*Instruction 1*. According to the passage about the golden bell and pomegranate, which medieval Hebrew poet echoes these words in a love poem?

*Supplied passage*.
A bell and a pomegranate: erotic poetry and bellman’s verses…

And you shall make on its hem pomegranates of indigo and purple and crimson, on its hem all around, and golden bells within them all around. A golden bell and a pomegranate [paamon zahav v’rimon], a golden bell and a pomegranate, on the hem of the robe all around [al shulei hamil saviv].

A golden bell and a pomegranate, a golden bell and a pomegranate. The sheer splendor of the ornamentation is evoked in poetic incantation through the repetition of the phrase. Judah Halevi, the great medieval Hebrew poet, echoes these words in a delicate, richly sensual love poem, registering an imaginative responsiveness to the sumptuous sensuality of the language here.

*Instruction 2*. Copy the rows below, starting with the row that contains "watermark-xras-ru: xras.ru <box>1598" and ending with the row that contains "kp-bar-march-05 <box>760 500 803 667</box>", both included.

*Data provided*.
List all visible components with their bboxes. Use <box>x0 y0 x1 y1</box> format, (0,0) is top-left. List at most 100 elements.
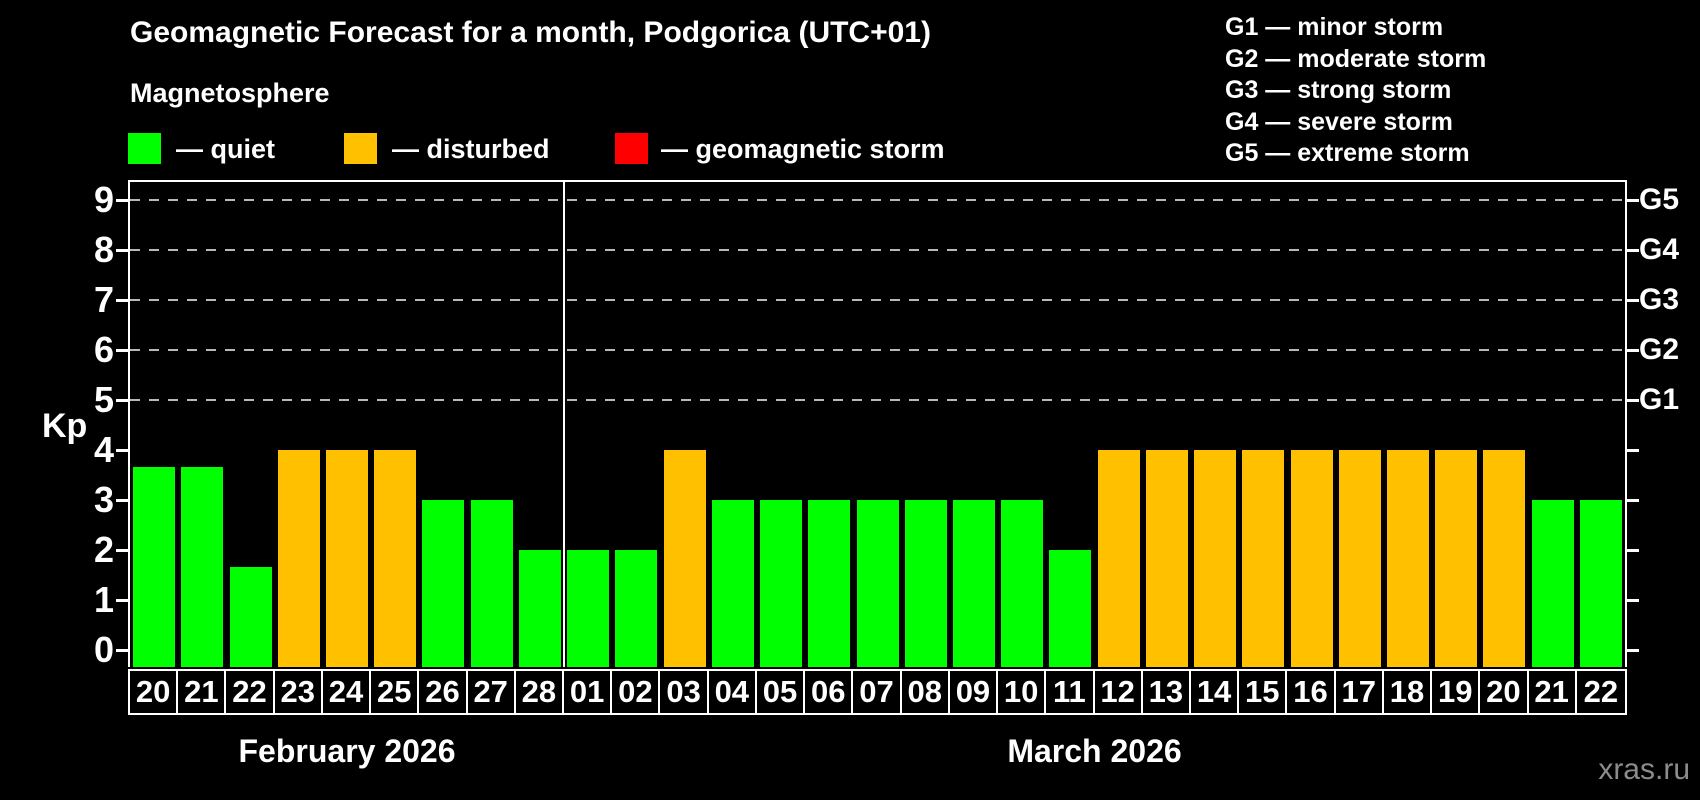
watermark-xras-ru: xras.ru <box>1598 753 1690 786</box>
day-cell-march-17: 17 <box>1336 671 1384 713</box>
g4-legend-line: G4 — severe storm <box>1225 107 1453 136</box>
kp-bar-march-08 <box>904 500 947 667</box>
day-cell-march-08: 08 <box>902 671 950 713</box>
right-axis-label-g1: G1 <box>1639 383 1680 416</box>
chart-title: Geomagnetic Forecast for a month, Podgor… <box>130 16 931 49</box>
y-axis-tick-right-2 <box>1627 549 1639 552</box>
kp-bar-march-03 <box>663 450 706 667</box>
day-cell-february-20: 20 <box>130 671 179 713</box>
disturbed-legend-swatch <box>344 133 377 164</box>
day-cell-march-03: 03 <box>660 671 709 713</box>
kp-bar-february-25 <box>374 450 417 667</box>
month-label-1: March 2026 <box>1007 733 1182 769</box>
day-cell-february-23: 23 <box>275 671 323 713</box>
kp-bar-march-19 <box>1435 450 1478 667</box>
y-axis-tick-left-3 <box>116 499 128 502</box>
kp-bar-february-23 <box>277 450 320 667</box>
kp-bar-march-21 <box>1531 500 1574 667</box>
kp-bar-march-13 <box>1145 450 1188 667</box>
y-axis-label-8: 8 <box>93 229 114 270</box>
y-axis-title-kp: Kp <box>42 407 88 445</box>
kp-bar-march-10 <box>1001 500 1044 667</box>
day-cell-february-24: 24 <box>323 671 372 713</box>
day-cell-march-09: 09 <box>950 671 999 713</box>
kp-bar-march-09 <box>952 500 995 667</box>
right-axis-label-g3: G3 <box>1639 283 1680 316</box>
kp-bar-february-24 <box>326 450 369 667</box>
day-cell-march-06: 06 <box>805 671 854 713</box>
kp-bar-february-20 <box>133 466 176 667</box>
day-cell-february-25: 25 <box>371 671 420 713</box>
day-cell-march-04: 04 <box>709 671 757 713</box>
y-axis-label-5: 5 <box>93 379 114 420</box>
kp-bar-february-22 <box>229 566 272 667</box>
day-cell-february-22: 22 <box>226 671 275 713</box>
y-axis-tick-left-9 <box>116 199 128 202</box>
day-cell-february-21: 21 <box>178 671 227 713</box>
day-cell-february-26: 26 <box>419 671 468 713</box>
gridline-kp-8 <box>130 249 1625 251</box>
quiet-legend-label: — quiet <box>176 134 275 164</box>
y-axis-label-3: 3 <box>93 479 114 520</box>
month-label-0: February 2026 <box>238 733 456 769</box>
y-axis-label-6: 6 <box>93 329 114 370</box>
g3-legend-line: G3 — strong storm <box>1225 76 1452 104</box>
y-axis-tick-right-0 <box>1627 649 1639 652</box>
kp-bar-march-05 <box>760 500 803 667</box>
day-cell-march-18: 18 <box>1384 671 1433 713</box>
day-cell-march-16: 16 <box>1287 671 1336 713</box>
y-axis-tick-right-7 <box>1627 299 1639 302</box>
kp-bar-march-15 <box>1242 450 1285 667</box>
y-axis-tick-left-2 <box>116 549 128 552</box>
day-cell-march-21: 21 <box>1529 671 1577 713</box>
plot-area <box>130 182 1625 667</box>
g1-legend-line: G1 — minor storm <box>1225 13 1444 41</box>
kp-bar-march-11 <box>1049 550 1092 667</box>
day-cell-february-27: 27 <box>468 671 516 713</box>
day-cell-march-07: 07 <box>853 671 902 713</box>
plot-border-right <box>1625 180 1627 667</box>
y-axis-label-0: 0 <box>93 629 114 670</box>
day-cell-february-28: 28 <box>516 671 565 713</box>
right-axis-label-g5: G5 <box>1639 183 1680 216</box>
y-axis-tick-left-1 <box>116 599 128 602</box>
y-axis-label-7: 7 <box>93 279 114 320</box>
chart-subtitle-magnetosphere: Magnetosphere <box>130 78 330 108</box>
quiet-legend-swatch <box>128 133 161 164</box>
kp-bar-march-17 <box>1338 450 1381 667</box>
disturbed-legend-label: — disturbed <box>392 134 550 164</box>
y-axis-label-9: 9 <box>93 179 114 220</box>
y-axis-tick-right-3 <box>1627 499 1639 502</box>
kp-bar-march-14 <box>1194 450 1237 667</box>
y-axis-tick-left-8 <box>116 249 128 252</box>
kp-bar-march-07 <box>856 500 899 667</box>
gridline-kp-6 <box>130 349 1625 351</box>
gridline-kp-9 <box>130 199 1625 201</box>
y-axis-tick-right-9 <box>1627 199 1639 202</box>
day-cell-march-02: 02 <box>612 671 661 713</box>
y-axis-tick-left-4 <box>116 449 128 452</box>
y-axis-tick-left-6 <box>116 349 128 352</box>
day-cell-march-22: 22 <box>1583 674 1619 709</box>
day-cell-march-10: 10 <box>998 671 1047 713</box>
y-axis-tick-right-1 <box>1627 599 1639 602</box>
day-cell-march-12: 12 <box>1095 671 1143 713</box>
y-axis-label-2: 2 <box>93 529 114 570</box>
y-axis-tick-left-0 <box>116 649 128 652</box>
gridline-kp-5 <box>130 399 1625 401</box>
plot-border-left <box>128 180 130 667</box>
y-axis-label-4: 4 <box>93 429 114 470</box>
month-separator-line <box>563 182 566 667</box>
kp-bar-march-22 <box>1579 500 1622 667</box>
kp-bar-march-12 <box>1097 450 1140 667</box>
y-axis-tick-left-7 <box>116 299 128 302</box>
kp-bar-february-26 <box>422 500 465 667</box>
kp-bar-february-21 <box>181 466 224 667</box>
kp-bar-march-04 <box>711 500 754 667</box>
kp-bar-march-18 <box>1386 450 1429 667</box>
plot-border-top <box>128 180 1627 182</box>
day-cell-march-05: 05 <box>757 671 806 713</box>
day-cell-march-19: 19 <box>1432 671 1481 713</box>
y-axis-tick-right-8 <box>1627 249 1639 252</box>
day-cell-march-11: 11 <box>1046 671 1095 713</box>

*Correct response 1*. Judah Halevi

*Correct response 2*.
watermark-xras-ru: xras.ru <box>1598 753 1690 786</box>
day-cell-march-17: 17 <box>1336 671 1384 713</box>
g4-legend-line: G4 — severe storm <box>1225 107 1453 136</box>
kp-bar-march-08 <box>904 500 947 667</box>
day-cell-march-08: 08 <box>902 671 950 713</box>
right-axis-label-g1: G1 <box>1639 383 1680 416</box>
chart-title: Geomagnetic Forecast for a month, Podgor… <box>130 16 931 49</box>
y-axis-tick-right-2 <box>1627 549 1639 552</box>
kp-bar-march-03 <box>663 450 706 667</box>
day-cell-february-20: 20 <box>130 671 179 713</box>
disturbed-legend-swatch <box>344 133 377 164</box>
day-cell-march-03: 03 <box>660 671 709 713</box>
kp-bar-february-25 <box>374 450 417 667</box>
month-label-1: March 2026 <box>1007 733 1182 769</box>
day-cell-february-23: 23 <box>275 671 323 713</box>
kp-bar-march-19 <box>1435 450 1478 667</box>
y-axis-tick-left-3 <box>116 499 128 502</box>
kp-bar-february-23 <box>277 450 320 667</box>
kp-bar-march-21 <box>1531 500 1574 667</box>
kp-bar-march-13 <box>1145 450 1188 667</box>
y-axis-label-8: 8 <box>93 229 114 270</box>
y-axis-title-kp: Kp <box>42 407 88 445</box>
kp-bar-march-10 <box>1001 500 1044 667</box>
day-cell-february-24: 24 <box>323 671 372 713</box>
day-cell-march-09: 09 <box>950 671 999 713</box>
kp-bar-march-09 <box>952 500 995 667</box>
right-axis-label-g3: G3 <box>1639 283 1680 316</box>
kp-bar-february-24 <box>326 450 369 667</box>
day-cell-march-06: 06 <box>805 671 854 713</box>
kp-bar-february-20 <box>133 466 176 667</box>
day-cell-february-25: 25 <box>371 671 420 713</box>
day-cell-march-04: 04 <box>709 671 757 713</box>
y-axis-label-5: 5 <box>93 379 114 420</box>
kp-bar-february-22 <box>229 566 272 667</box>
day-cell-february-22: 22 <box>226 671 275 713</box>
y-axis-tick-left-9 <box>116 199 128 202</box>
day-cell-february-21: 21 <box>178 671 227 713</box>
day-cell-february-26: 26 <box>419 671 468 713</box>
gridline-kp-8 <box>130 249 1625 251</box>
quiet-legend-label: — quiet <box>176 134 275 164</box>
y-axis-label-3: 3 <box>93 479 114 520</box>
month-label-0: February 2026 <box>238 733 456 769</box>
y-axis-label-6: 6 <box>93 329 114 370</box>
g3-legend-line: G3 — strong storm <box>1225 76 1452 104</box>
y-axis-tick-right-0 <box>1627 649 1639 652</box>
kp-bar-march-05 <box>760 500 803 667</box>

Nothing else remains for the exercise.